DIRECTIVE — Please write out the material below exactly as given.

DATA FOR THIS TASK —
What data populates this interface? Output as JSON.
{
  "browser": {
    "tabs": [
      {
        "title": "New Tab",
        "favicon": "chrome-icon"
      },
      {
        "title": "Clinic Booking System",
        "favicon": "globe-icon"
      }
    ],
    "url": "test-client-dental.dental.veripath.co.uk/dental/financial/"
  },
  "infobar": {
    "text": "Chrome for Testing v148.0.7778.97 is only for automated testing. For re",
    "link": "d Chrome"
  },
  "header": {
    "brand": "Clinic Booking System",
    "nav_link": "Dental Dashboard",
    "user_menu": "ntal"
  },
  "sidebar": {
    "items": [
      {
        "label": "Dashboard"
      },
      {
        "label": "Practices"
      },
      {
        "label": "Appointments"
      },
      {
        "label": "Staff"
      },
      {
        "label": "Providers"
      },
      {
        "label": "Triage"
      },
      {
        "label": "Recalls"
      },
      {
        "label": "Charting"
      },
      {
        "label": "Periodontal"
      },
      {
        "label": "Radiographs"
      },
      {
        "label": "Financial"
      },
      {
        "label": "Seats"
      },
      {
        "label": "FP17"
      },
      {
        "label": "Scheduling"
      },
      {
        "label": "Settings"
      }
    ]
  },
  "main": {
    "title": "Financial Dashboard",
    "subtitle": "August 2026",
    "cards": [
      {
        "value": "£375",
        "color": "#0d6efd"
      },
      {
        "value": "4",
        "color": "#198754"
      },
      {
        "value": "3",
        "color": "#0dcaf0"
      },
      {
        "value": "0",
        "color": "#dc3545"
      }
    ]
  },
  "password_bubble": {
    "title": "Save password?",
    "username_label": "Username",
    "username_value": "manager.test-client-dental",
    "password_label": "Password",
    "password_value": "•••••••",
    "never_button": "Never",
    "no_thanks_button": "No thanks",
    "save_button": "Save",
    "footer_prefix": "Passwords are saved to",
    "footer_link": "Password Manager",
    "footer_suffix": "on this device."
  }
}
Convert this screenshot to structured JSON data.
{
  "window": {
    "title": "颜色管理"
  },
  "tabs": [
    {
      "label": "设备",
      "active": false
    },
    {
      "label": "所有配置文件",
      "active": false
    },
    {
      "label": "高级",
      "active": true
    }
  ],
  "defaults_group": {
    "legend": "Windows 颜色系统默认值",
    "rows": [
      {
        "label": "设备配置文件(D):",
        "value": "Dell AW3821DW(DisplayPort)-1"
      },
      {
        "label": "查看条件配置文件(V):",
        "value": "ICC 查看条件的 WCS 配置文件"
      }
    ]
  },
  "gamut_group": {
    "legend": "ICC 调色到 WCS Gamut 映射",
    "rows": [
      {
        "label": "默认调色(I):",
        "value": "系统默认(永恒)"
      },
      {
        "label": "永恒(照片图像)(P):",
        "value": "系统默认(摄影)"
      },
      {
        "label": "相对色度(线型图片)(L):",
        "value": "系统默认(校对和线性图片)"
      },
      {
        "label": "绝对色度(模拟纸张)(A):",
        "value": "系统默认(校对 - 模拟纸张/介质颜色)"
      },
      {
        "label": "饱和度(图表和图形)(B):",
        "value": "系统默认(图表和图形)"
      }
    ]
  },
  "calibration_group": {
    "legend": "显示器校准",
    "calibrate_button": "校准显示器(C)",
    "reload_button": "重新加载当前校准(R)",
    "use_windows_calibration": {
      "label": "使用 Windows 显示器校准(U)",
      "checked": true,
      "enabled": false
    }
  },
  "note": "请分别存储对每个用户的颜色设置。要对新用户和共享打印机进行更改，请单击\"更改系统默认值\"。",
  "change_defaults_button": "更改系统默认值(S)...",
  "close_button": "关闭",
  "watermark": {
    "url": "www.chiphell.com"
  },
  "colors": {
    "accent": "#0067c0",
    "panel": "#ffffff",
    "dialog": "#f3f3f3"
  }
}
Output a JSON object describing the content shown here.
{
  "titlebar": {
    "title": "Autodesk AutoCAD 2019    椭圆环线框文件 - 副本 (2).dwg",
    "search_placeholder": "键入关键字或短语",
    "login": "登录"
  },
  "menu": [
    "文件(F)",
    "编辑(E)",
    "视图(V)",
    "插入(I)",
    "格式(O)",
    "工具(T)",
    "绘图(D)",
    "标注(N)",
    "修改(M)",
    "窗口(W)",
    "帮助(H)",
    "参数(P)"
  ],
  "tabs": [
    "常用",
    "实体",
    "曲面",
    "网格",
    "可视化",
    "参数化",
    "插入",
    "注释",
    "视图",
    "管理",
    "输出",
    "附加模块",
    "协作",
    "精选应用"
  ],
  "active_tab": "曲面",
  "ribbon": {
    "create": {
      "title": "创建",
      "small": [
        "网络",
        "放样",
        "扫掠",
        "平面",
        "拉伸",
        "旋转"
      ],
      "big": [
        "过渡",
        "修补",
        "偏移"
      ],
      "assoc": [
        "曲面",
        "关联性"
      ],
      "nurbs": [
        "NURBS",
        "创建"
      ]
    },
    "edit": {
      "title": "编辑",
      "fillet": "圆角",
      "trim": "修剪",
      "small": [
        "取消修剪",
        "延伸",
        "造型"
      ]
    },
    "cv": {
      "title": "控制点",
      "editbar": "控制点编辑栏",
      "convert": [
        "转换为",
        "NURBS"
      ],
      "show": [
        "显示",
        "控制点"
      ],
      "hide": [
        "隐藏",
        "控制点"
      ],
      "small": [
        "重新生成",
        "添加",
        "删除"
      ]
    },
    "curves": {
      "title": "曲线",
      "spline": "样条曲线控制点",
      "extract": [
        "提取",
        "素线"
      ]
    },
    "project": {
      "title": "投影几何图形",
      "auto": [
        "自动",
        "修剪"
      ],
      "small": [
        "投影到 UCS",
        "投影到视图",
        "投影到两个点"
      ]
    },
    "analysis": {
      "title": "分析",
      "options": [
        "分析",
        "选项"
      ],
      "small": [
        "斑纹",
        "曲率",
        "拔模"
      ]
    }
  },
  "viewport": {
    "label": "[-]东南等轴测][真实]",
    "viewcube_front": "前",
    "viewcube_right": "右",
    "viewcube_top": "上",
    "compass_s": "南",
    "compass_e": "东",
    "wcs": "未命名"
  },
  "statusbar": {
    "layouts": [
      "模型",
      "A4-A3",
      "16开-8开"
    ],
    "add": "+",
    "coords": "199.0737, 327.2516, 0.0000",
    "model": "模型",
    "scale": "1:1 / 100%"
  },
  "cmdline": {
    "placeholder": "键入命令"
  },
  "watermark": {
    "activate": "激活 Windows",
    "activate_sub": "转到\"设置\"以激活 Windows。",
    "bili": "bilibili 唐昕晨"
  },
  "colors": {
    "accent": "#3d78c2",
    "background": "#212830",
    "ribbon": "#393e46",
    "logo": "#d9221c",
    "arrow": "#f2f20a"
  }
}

RIGHT ANSWER —
What data populates this interface? Output as JSON.
{
  "browser": {
    "tabs": [
      {
        "title": "New Tab",
        "favicon": "chrome-icon"
      },
      {
        "title": "Clinic Booking System",
        "favicon": "globe-icon"
      }
    ],
    "url": "test-client-dental.dental.veripath.co.uk/dental/financial/"
  },
  "infobar": {
    "text": "Chrome for Testing v148.0.7778.97 is only for automated testing. For re",
    "link": "d Chrome"
  },
  "header": {
    "brand": "Clinic Booking System",
    "nav_link": "Dental Dashboard",
    "user_menu": "ntal"
  },
  "sidebar": {
    "items": [
      {
        "label": "Dashboard"
      },
      {
        "label": "Practices"
      },
      {
        "label": "Appointments"
      },
      {
        "label": "Staff"
      },
      {
        "label": "Providers"
      },
      {
        "label": "Triage"
      },
      {
        "label": "Recalls"
      },
      {
        "label": "Charting"
      },
      {
        "label": "Periodontal"
      },
      {
        "label": "Radiographs"
      },
      {
        "label": "Financial"
      },
      {
        "label": "Seats"
      },
      {
        "label": "FP17"
      },
      {
        "label": "Scheduling"
      },
      {
        "label": "Settings"
      }
    ]
  },
  "main": {
    "title": "Financial Dashboard",
    "subtitle": "August 2026",
    "cards": [
      {
        "value": "£375",
        "color": "#0d6efd"
      },
      {
        "value": "4",
        "color": "#198754"
      },
      {
        "value": "3",
        "color": "#0dcaf0"
      },
      {
        "value": "0",
        "color": "#dc3545"
      }
    ]
  },
  "password_bubble": {
    "title": "Save password?",
    "username_label": "Username",
    "username_value": "manager.test-client-dental",
    "password_label": "Password",
    "password_value": "•••••••",
    "never_button": "Never",
    "no_thanks_button": "No thanks",
    "save_button": "Save",
    "footer_prefix": "Passwords are saved to",
    "footer_link": "Password Manager",
    "footer_suffix": "on this device."
  }
}
Convert this screenshot to structured JSON data.
{
  "window": {
    "title": "颜色管理"
  },
  "tabs": [
    {
      "label": "设备",
      "active": false
    },
    {
      "label": "所有配置文件",
      "active": false
    },
    {
      "label": "高级",
      "active": true
    }
  ],
  "defaults_group": {
    "legend": "Windows 颜色系统默认值",
    "rows": [
      {
        "label": "设备配置文件(D):",
        "value": "Dell AW3821DW(DisplayPort)-1"
      },
      {
        "label": "查看条件配置文件(V):",
        "value": "ICC 查看条件的 WCS 配置文件"
      }
    ]
  },
  "gamut_group": {
    "legend": "ICC 调色到 WCS Gamut 映射",
    "rows": [
      {
        "label": "默认调色(I):",
        "value": "系统默认(永恒)"
      },
      {
        "label": "永恒(照片图像)(P):",
        "value": "系统默认(摄影)"
      },
      {
        "label": "相对色度(线型图片)(L):",
        "value": "系统默认(校对和线性图片)"
      },
      {
        "label": "绝对色度(模拟纸张)(A):",
        "value": "系统默认(校对 - 模拟纸张/介质颜色)"
      },
      {
        "label": "饱和度(图表和图形)(B):",
        "value": "系统默认(图表和图形)"
      }
    ]
  },
  "calibration_group": {
    "legend": "显示器校准",
    "calibrate_button": "校准显示器(C)",
    "reload_button": "重新加载当前校准(R)",
    "use_windows_calibration": {
      "label": "使用 Windows 显示器校准(U)",
      "checked": true,
      "enabled": false
    }
  },
  "note": "请分别存储对每个用户的颜色设置。要对新用户和共享打印机进行更改，请单击\"更改系统默认值\"。",
  "change_defaults_button": "更改系统默认值(S)...",
  "close_button": "关闭",
  "watermark": {
    "url": "www.chiphell.com"
  },
  "colors": {
    "accent": "#0067c0",
    "panel": "#ffffff",
    "dialog": "#f3f3f3"
  }
}
Output a JSON object describing the content shown here.
{
  "titlebar": {
    "title": "Autodesk AutoCAD 2019    椭圆环线框文件 - 副本 (2).dwg",
    "search_placeholder": "键入关键字或短语",
    "login": "登录"
  },
  "menu": [
    "文件(F)",
    "编辑(E)",
    "视图(V)",
    "插入(I)",
    "格式(O)",
    "工具(T)",
    "绘图(D)",
    "标注(N)",
    "修改(M)",
    "窗口(W)",
    "帮助(H)",
    "参数(P)"
  ],
  "tabs": [
    "常用",
    "实体",
    "曲面",
    "网格",
    "可视化",
    "参数化",
    "插入",
    "注释",
    "视图",
    "管理",
    "输出",
    "附加模块",
    "协作",
    "精选应用"
  ],
  "active_tab": "曲面",
  "ribbon": {
    "create": {
      "title": "创建",
      "small": [
        "网络",
        "放样",
        "扫掠",
        "平面",
        "拉伸",
        "旋转"
      ],
      "big": [
        "过渡",
        "修补",
        "偏移"
      ],
      "assoc": [
        "曲面",
        "关联性"
      ],
      "nurbs": [
        "NURBS",
        "创建"
      ]
    },
    "edit": {
      "title": "编辑",
      "fillet": "圆角",
      "trim": "修剪",
      "small": [
        "取消修剪",
        "延伸",
        "造型"
      ]
    },
    "cv": {
      "title": "控制点",
      "editbar": "控制点编辑栏",
      "convert": [
        "转换为",
        "NURBS"
      ],
      "show": [
        "显示",
        "控制点"
      ],
      "hide": [
        "隐藏",
        "控制点"
      ],
      "small": [
        "重新生成",
        "添加",
        "删除"
      ]
    },
    "curves": {
      "title": "曲线",
      "spline": "样条曲线控制点",
      "extract": [
        "提取",
        "素线"
      ]
    },
    "project": {
      "title": "投影几何图形",
      "auto": [
        "自动",
        "修剪"
      ],
      "small": [
        "投影到 UCS",
        "投影到视图",
        "投影到两个点"
      ]
    },
    "analysis": {
      "title": "分析",
      "options": [
        "分析",
        "选项"
      ],
      "small": [
        "斑纹",
        "曲率",
        "拔模"
      ]
    }
  },
  "viewport": {
    "label": "[-]东南等轴测][真实]",
    "viewcube_front": "前",
    "viewcube_right": "右",
    "viewcube_top": "上",
    "compass_s": "南",
    "compass_e": "东",
    "wcs": "未命名"
  },
  "statusbar": {
    "layouts": [
      "模型",
      "A4-A3",
      "16开-8开"
    ],
    "add": "+",
    "coords": "199.0737, 327.2516, 0.0000",
    "model": "模型",
    "scale": "1:1 / 100%"
  },
  "cmdline": {
    "placeholder": "键入命令"
  },
  "watermark": {
    "activate": "激活 Windows",
    "activate_sub": "转到\"设置\"以激活 Windows。",
    "bili": "bilibili 唐昕晨"
  },
  "colors": {
    "accent": "#3d78c2",
    "background": "#212830",
    "ribbon": "#393e46",
    "logo": "#d9221c",
    "arrow": "#f2f20a"
  }
}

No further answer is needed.